Search the data for the string "icon" and extract every line where it appears.

• Entries taken from a collection:
============================================================

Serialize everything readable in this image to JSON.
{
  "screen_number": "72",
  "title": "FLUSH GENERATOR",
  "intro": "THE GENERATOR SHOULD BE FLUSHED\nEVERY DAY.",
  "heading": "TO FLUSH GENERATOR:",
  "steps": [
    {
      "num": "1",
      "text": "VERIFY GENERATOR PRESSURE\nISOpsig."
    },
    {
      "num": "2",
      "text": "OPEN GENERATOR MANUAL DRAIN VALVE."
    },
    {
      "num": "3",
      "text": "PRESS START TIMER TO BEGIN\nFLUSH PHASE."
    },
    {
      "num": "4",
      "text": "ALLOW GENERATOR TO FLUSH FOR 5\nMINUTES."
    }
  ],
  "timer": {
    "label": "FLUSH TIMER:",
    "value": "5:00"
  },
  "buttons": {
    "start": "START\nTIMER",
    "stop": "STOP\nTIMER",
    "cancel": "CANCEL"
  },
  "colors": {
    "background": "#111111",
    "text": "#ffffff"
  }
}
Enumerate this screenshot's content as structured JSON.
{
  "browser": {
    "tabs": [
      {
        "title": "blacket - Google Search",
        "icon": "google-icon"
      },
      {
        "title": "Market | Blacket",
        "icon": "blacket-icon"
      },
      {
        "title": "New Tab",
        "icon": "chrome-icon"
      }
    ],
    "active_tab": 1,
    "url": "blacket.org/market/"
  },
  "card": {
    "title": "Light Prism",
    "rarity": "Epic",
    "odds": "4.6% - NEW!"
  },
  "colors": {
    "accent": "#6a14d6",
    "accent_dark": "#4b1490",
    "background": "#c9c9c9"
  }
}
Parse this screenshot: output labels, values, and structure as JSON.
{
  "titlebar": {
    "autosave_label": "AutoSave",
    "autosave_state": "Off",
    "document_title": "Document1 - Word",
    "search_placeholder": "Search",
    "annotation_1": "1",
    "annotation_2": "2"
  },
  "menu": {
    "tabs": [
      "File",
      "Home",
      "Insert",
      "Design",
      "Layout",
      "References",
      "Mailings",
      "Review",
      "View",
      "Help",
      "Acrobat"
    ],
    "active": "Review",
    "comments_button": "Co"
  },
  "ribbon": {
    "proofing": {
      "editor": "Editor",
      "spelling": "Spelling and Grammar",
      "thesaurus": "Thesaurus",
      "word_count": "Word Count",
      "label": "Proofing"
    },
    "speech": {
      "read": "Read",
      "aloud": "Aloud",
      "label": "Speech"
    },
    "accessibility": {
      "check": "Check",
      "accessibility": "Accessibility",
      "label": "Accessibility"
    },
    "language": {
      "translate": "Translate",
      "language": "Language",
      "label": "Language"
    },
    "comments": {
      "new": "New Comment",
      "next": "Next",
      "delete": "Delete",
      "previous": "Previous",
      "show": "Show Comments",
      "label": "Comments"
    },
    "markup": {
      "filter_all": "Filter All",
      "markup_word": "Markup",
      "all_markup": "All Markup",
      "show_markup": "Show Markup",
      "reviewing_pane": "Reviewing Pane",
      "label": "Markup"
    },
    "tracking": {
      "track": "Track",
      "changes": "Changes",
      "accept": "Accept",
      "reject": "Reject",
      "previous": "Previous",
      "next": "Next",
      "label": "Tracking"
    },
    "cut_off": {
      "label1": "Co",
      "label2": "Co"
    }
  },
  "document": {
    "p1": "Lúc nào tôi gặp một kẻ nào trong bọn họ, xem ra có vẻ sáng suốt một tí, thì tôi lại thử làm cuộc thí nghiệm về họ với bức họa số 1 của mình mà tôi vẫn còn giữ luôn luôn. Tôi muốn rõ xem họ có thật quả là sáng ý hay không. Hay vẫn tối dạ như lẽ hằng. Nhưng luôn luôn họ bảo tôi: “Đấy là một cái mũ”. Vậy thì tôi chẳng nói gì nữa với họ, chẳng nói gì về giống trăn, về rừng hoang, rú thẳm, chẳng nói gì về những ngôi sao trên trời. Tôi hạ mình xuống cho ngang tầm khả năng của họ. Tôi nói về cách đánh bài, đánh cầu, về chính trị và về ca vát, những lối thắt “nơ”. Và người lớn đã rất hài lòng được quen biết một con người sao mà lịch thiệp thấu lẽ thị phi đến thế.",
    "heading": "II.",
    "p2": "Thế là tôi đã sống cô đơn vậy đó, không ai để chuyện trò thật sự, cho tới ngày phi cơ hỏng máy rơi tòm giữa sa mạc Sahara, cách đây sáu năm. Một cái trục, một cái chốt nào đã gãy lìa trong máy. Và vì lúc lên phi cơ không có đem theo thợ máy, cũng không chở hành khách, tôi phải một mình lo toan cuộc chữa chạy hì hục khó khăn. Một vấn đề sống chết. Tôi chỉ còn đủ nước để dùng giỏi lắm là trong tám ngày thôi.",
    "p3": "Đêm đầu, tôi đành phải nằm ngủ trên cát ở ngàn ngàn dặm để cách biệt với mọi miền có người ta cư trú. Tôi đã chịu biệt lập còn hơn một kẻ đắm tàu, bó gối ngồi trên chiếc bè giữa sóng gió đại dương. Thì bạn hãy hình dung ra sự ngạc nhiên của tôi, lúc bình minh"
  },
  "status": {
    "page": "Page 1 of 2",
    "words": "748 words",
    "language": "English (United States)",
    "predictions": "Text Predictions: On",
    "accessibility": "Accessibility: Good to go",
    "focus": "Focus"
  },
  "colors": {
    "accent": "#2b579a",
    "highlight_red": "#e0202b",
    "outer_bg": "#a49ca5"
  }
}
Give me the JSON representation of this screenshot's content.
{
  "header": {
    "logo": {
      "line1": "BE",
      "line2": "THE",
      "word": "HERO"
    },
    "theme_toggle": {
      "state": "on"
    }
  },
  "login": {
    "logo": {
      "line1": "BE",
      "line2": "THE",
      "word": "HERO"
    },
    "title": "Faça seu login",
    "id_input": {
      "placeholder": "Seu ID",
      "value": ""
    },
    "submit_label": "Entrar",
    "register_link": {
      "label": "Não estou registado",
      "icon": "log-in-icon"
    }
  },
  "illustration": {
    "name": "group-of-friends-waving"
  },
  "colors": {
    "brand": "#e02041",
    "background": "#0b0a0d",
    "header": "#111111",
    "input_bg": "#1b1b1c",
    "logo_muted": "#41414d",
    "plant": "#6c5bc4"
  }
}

============================================================

• Full output:
        "icon": "google-icon"
        "icon": "blacket-icon"
        "icon": "chrome-icon"
      "icon": "log-in-icon"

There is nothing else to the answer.